§ Set exercise:
Can you transcribe the lines of the material starting at the line containing "nav-item-label: 物联卡 <box>353 5 398 26</box>" and ending at the line containing "add-slave-button[interactable]: + 添加从机", both included, and only those?
==========
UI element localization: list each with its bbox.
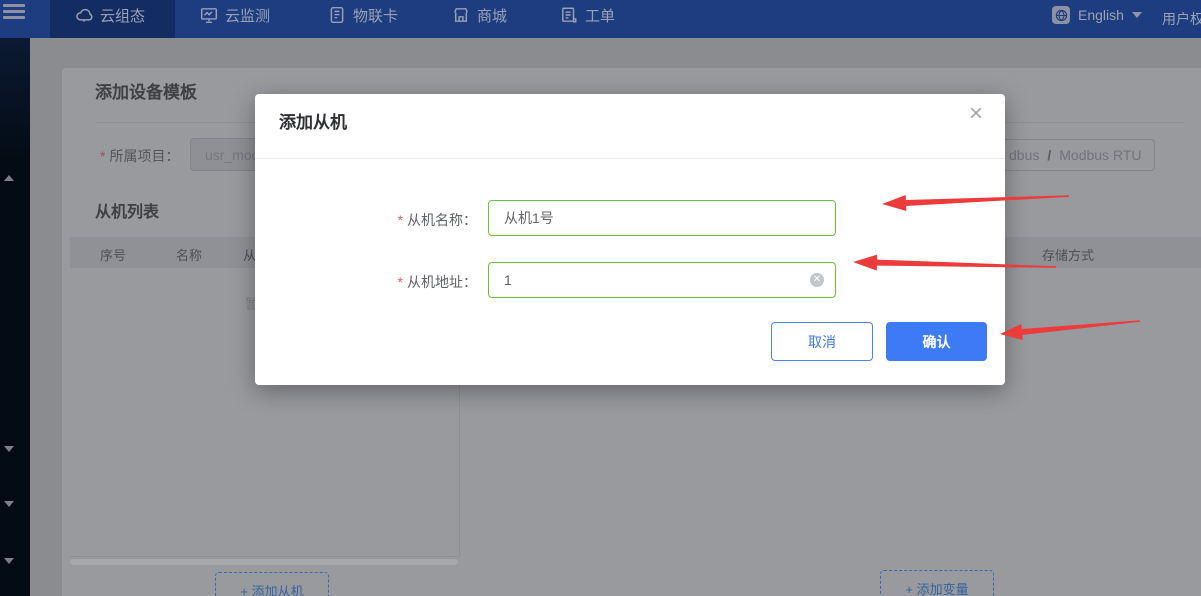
nav-item-label: 物联卡 <box>353 5 398 26</box>
project-label-text: 所属项目： <box>109 148 179 164</box>
page-title: 添加设备模板 <box>95 78 197 103</box>
nav-item-label: 云监测 <box>225 5 270 26</box>
table-bottom-border <box>70 556 458 557</box>
project-field-label: *所属项目： <box>100 146 179 166</box>
screen: 云组态 云监测 物联卡 <box>0 0 1201 596</box>
sidebar-expand-down-icon[interactable] <box>4 446 14 452</box>
add-slave-dialog: 添加从机 × *从机名称： *从机地址： ✕ 取消 确认 <box>255 94 1005 385</box>
slave-list-title: 从机列表 <box>95 198 159 222</box>
nav-item-mall[interactable]: 商城 <box>452 0 507 30</box>
hamburger-menu-icon[interactable] <box>3 4 25 22</box>
sidebar-expand-up-icon[interactable] <box>4 175 14 181</box>
required-asterisk: * <box>398 212 403 228</box>
protocol-separator: / <box>1047 147 1051 163</box>
chevron-down-icon <box>1132 12 1142 18</box>
protocol-right: Modbus RTU <box>1059 147 1141 163</box>
cloud-monitor-icon <box>200 6 218 24</box>
header-cell-index: 序号 <box>100 245 126 264</box>
slave-address-input[interactable] <box>488 262 836 298</box>
collapsed-sidebar <box>0 38 30 596</box>
slave-address-label: *从机地址： <box>312 272 477 292</box>
add-slave-button[interactable]: + 添加从机 <box>215 572 329 596</box>
required-asterisk: * <box>398 274 403 290</box>
slave-address-input-wrap: ✕ <box>488 262 836 298</box>
user-menu-label: 用户权 <box>1162 11 1201 27</box>
nav-item-cloud-config[interactable]: 云组态 <box>75 0 145 30</box>
nav-item-work-order[interactable]: 工单 <box>560 0 615 30</box>
slave-name-input[interactable] <box>488 200 836 236</box>
protocol-breadcrumb: dbus / Modbus RTU <box>985 139 1155 171</box>
cancel-button[interactable]: 取消 <box>771 322 873 361</box>
dialog-header-divider <box>255 158 1005 159</box>
dialog-title: 添加从机 <box>279 108 347 133</box>
nav-item-label: 工单 <box>585 5 615 26</box>
protocol-left: dbus <box>1009 147 1039 163</box>
clear-input-icon[interactable]: ✕ <box>810 273 824 287</box>
add-variable-button[interactable]: + 添加变量 <box>880 570 994 596</box>
horizontal-scrollbar[interactable] <box>70 559 458 565</box>
iot-card-icon <box>328 6 346 24</box>
language-selector[interactable]: English <box>1052 6 1142 24</box>
slave-name-label-text: 从机名称： <box>407 212 477 228</box>
slave-name-label: *从机名称： <box>312 210 477 230</box>
header-cell-storage: 存储方式 <box>1042 245 1094 264</box>
user-menu[interactable]: 用户权 <box>1162 9 1201 29</box>
slave-address-label-text: 从机地址： <box>407 274 477 290</box>
globe-icon <box>1052 6 1070 24</box>
nav-item-iot-card[interactable]: 物联卡 <box>328 0 398 30</box>
nav-item-label: 云组态 <box>100 5 145 26</box>
top-nav-bar: 云组态 云监测 物联卡 <box>0 0 1201 38</box>
required-asterisk: * <box>100 148 105 164</box>
header-cell-name: 名称 <box>176 245 202 264</box>
sidebar-expand-down-icon[interactable] <box>4 501 14 507</box>
nav-item-cloud-monitor[interactable]: 云监测 <box>200 0 270 30</box>
mall-icon <box>452 6 470 24</box>
language-label: English <box>1078 7 1124 23</box>
close-icon[interactable]: × <box>969 102 983 126</box>
sidebar-expand-down-icon[interactable] <box>4 558 14 564</box>
confirm-button[interactable]: 确认 <box>886 322 987 361</box>
work-order-icon <box>560 6 578 24</box>
nav-item-label: 商城 <box>477 5 507 26</box>
cloud-config-icon <box>75 6 93 24</box>
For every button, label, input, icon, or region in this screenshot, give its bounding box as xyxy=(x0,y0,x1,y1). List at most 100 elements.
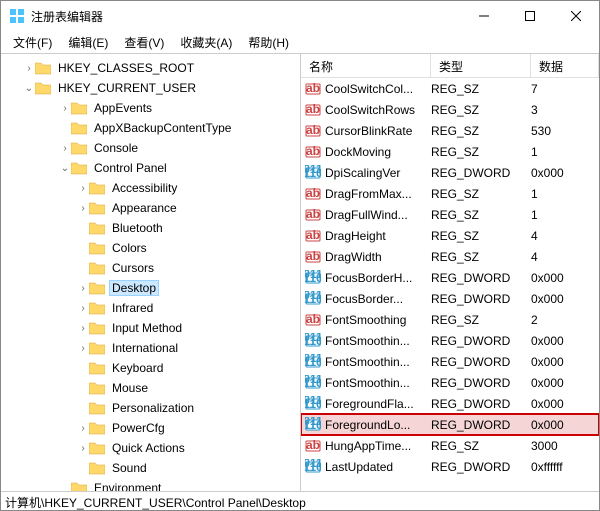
menu-favorites[interactable]: 收藏夹(A) xyxy=(172,32,240,53)
tree-item[interactable]: ⌄ HKEY_CURRENT_USER xyxy=(1,78,300,98)
tree-item[interactable]: AppXBackupContentType xyxy=(1,118,300,138)
tree-label: Personalization xyxy=(109,400,197,416)
value-row[interactable]: 011110DpiScalingVerREG_DWORD0x000 xyxy=(301,162,599,183)
value-row[interactable]: 011110FontSmoothin...REG_DWORD0x000 xyxy=(301,372,599,393)
expand-icon[interactable]: › xyxy=(77,183,89,194)
tree-label: HKEY_CURRENT_USER xyxy=(55,80,199,96)
value-row[interactable]: abDragFromMax...REG_SZ1 xyxy=(301,183,599,204)
value-row[interactable]: abCoolSwitchRowsREG_SZ3 xyxy=(301,99,599,120)
value-type: REG_SZ xyxy=(431,439,531,453)
value-type: REG_DWORD xyxy=(431,166,531,180)
value-row[interactable]: 011110FocusBorder...REG_DWORD0x000 xyxy=(301,288,599,309)
expand-icon[interactable]: › xyxy=(77,443,89,454)
header-name[interactable]: 名称 xyxy=(301,54,431,77)
value-row[interactable]: abDragFullWind...REG_SZ1 xyxy=(301,204,599,225)
menu-edit[interactable]: 编辑(E) xyxy=(60,32,116,53)
value-row[interactable]: abCoolSwitchCol...REG_SZ7 xyxy=(301,78,599,99)
value-row[interactable]: abHungAppTime...REG_SZ3000 xyxy=(301,435,599,456)
statusbar: 计算机\HKEY_CURRENT_USER\Control Panel\Desk… xyxy=(1,491,599,511)
expand-icon[interactable]: › xyxy=(77,203,89,214)
svg-text:110: 110 xyxy=(305,334,321,348)
menu-view[interactable]: 查看(V) xyxy=(116,32,172,53)
tree-panel[interactable]: ›HKEY_CLASSES_ROOT⌄HKEY_CURRENT_USER›App… xyxy=(1,53,301,491)
expand-icon[interactable]: › xyxy=(77,343,89,354)
expand-icon[interactable]: › xyxy=(59,143,71,154)
expand-icon[interactable]: › xyxy=(59,103,71,114)
expand-icon[interactable]: › xyxy=(23,63,35,74)
tree-item[interactable]: ›International xyxy=(1,338,300,358)
value-type: REG_SZ xyxy=(431,103,531,117)
tree-label: Keyboard xyxy=(109,360,166,376)
value-row[interactable]: 011110FontSmoothin...REG_DWORD0x000 xyxy=(301,330,599,351)
svg-text:110: 110 xyxy=(305,166,321,180)
tree-item[interactable]: Colors xyxy=(1,238,300,258)
value-row[interactable]: 011110FocusBorderH...REG_DWORD0x000 xyxy=(301,267,599,288)
menu-help[interactable]: 帮助(H) xyxy=(240,32,297,53)
value-row[interactable]: abDockMovingREG_SZ1 xyxy=(301,141,599,162)
value-data: 1 xyxy=(531,208,599,222)
dword-value-icon: 011110 xyxy=(305,270,321,286)
value-row[interactable]: 011110FontSmoothin...REG_DWORD0x000 xyxy=(301,351,599,372)
folder-icon xyxy=(89,281,105,295)
expand-icon[interactable]: › xyxy=(77,283,89,294)
values-list[interactable]: abCoolSwitchCol...REG_SZ7abCoolSwitchRow… xyxy=(301,78,599,491)
header-data[interactable]: 数据 xyxy=(531,54,599,77)
expand-icon[interactable]: › xyxy=(77,303,89,314)
value-row[interactable]: 011110LastUpdatedREG_DWORD0xffffff xyxy=(301,456,599,477)
string-value-icon: ab xyxy=(305,249,321,265)
close-button[interactable] xyxy=(553,1,599,31)
value-type: REG_SZ xyxy=(431,187,531,201)
value-data: 0x000 xyxy=(531,334,599,348)
tree-item[interactable]: Mouse xyxy=(1,378,300,398)
tree-item[interactable]: ›HKEY_CLASSES_ROOT xyxy=(1,58,300,78)
value-row[interactable]: 011110ForegroundFla...REG_DWORD0x000 xyxy=(301,393,599,414)
value-row[interactable]: abFontSmoothingREG_SZ2 xyxy=(301,309,599,330)
value-name: FontSmoothin... xyxy=(325,376,431,390)
svg-text:ab: ab xyxy=(306,207,320,221)
minimize-button[interactable] xyxy=(461,1,507,31)
value-name: FocusBorderH... xyxy=(325,271,431,285)
expand-icon[interactable]: ⌄ xyxy=(23,83,35,94)
value-data: 3000 xyxy=(531,439,599,453)
tree-item[interactable]: ›Accessibility xyxy=(1,178,300,198)
tree-item[interactable]: ›Console xyxy=(1,138,300,158)
tree-item[interactable]: Keyboard xyxy=(1,358,300,378)
header-type[interactable]: 类型 xyxy=(431,54,531,77)
tree-item[interactable]: ›Appearance xyxy=(1,198,300,218)
svg-text:110: 110 xyxy=(305,355,321,369)
value-type: REG_DWORD xyxy=(431,334,531,348)
menu-file[interactable]: 文件(F) xyxy=(5,32,60,53)
tree-item[interactable]: ›Infrared xyxy=(1,298,300,318)
svg-text:110: 110 xyxy=(305,271,321,285)
tree-item[interactable]: Cursors xyxy=(1,258,300,278)
tree-item[interactable]: ›Quick Actions xyxy=(1,438,300,458)
string-value-icon: ab xyxy=(305,312,321,328)
tree-item[interactable]: ›AppEvents xyxy=(1,98,300,118)
expand-icon[interactable]: › xyxy=(77,323,89,334)
tree-item[interactable]: ›Input Method xyxy=(1,318,300,338)
tree-item[interactable]: ⌄Control Panel xyxy=(1,158,300,178)
svg-text:ab: ab xyxy=(306,81,320,95)
expand-icon[interactable]: › xyxy=(77,423,89,434)
value-type: REG_SZ xyxy=(431,229,531,243)
tree-item[interactable]: Sound xyxy=(1,458,300,478)
tree-item[interactable]: ›PowerCfg xyxy=(1,418,300,438)
tree-item[interactable]: Bluetooth xyxy=(1,218,300,238)
tree-item[interactable]: Environment xyxy=(1,478,300,491)
string-value-icon: ab xyxy=(305,186,321,202)
maximize-button[interactable] xyxy=(507,1,553,31)
tree-label: Desktop xyxy=(109,280,159,296)
value-row[interactable]: abDragWidthREG_SZ4 xyxy=(301,246,599,267)
value-data: 0xffffff xyxy=(531,460,599,474)
value-data: 530 xyxy=(531,124,599,138)
value-row[interactable]: 011110ForegroundLo...REG_DWORD0x000 xyxy=(301,414,599,435)
expand-icon[interactable]: ⌄ xyxy=(59,163,71,174)
tree-item[interactable]: › Desktop xyxy=(1,278,300,298)
value-name: CoolSwitchCol... xyxy=(325,82,431,96)
value-row[interactable]: abCursorBlinkRateREG_SZ530 xyxy=(301,120,599,141)
svg-text:110: 110 xyxy=(305,376,321,390)
tree-item[interactable]: Personalization xyxy=(1,398,300,418)
value-type: REG_DWORD xyxy=(431,355,531,369)
folder-icon xyxy=(89,261,105,275)
value-row[interactable]: abDragHeightREG_SZ4 xyxy=(301,225,599,246)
==========
§ In response:
nav-item-label: 物联卡 <box>353 5 398 26</box>
project-label-text: 所属项目： <box>109 148 179 164</box>
page-title: 添加设备模板 <box>95 78 197 103</box>
nav-item-label: 云监测 <box>225 5 270 26</box>
table-bottom-border <box>70 556 458 557</box>
project-field-label: *所属项目： <box>100 146 179 166</box>
screen: 云组态 云监测 物联卡 <box>0 0 1201 596</box>
sidebar-expand-down-icon[interactable] <box>4 446 14 452</box>
add-slave-dialog: 添加从机 × *从机名称： *从机地址： ✕ 取消 确认 <box>255 94 1005 385</box>
slave-list-title: 从机列表 <box>95 198 159 222</box>
nav-item-mall[interactable]: 商城 <box>452 0 507 30</box>
hamburger-menu-icon[interactable] <box>3 4 25 22</box>
sidebar-expand-up-icon[interactable] <box>4 175 14 181</box>
required-asterisk: * <box>398 212 403 228</box>
protocol-separator: / <box>1047 147 1051 163</box>
chevron-down-icon <box>1132 12 1142 18</box>
protocol-right: Modbus RTU <box>1059 147 1141 163</box>
cloud-monitor-icon <box>200 6 218 24</box>
header-cell-index: 序号 <box>100 245 126 264</box>
slave-address-input[interactable] <box>488 262 836 298</box>
collapsed-sidebar <box>0 38 30 596</box>
slave-address-label: *从机地址： <box>312 272 477 292</box>
add-slave-button[interactable]: + 添加从机 <box>215 572 329 596</box>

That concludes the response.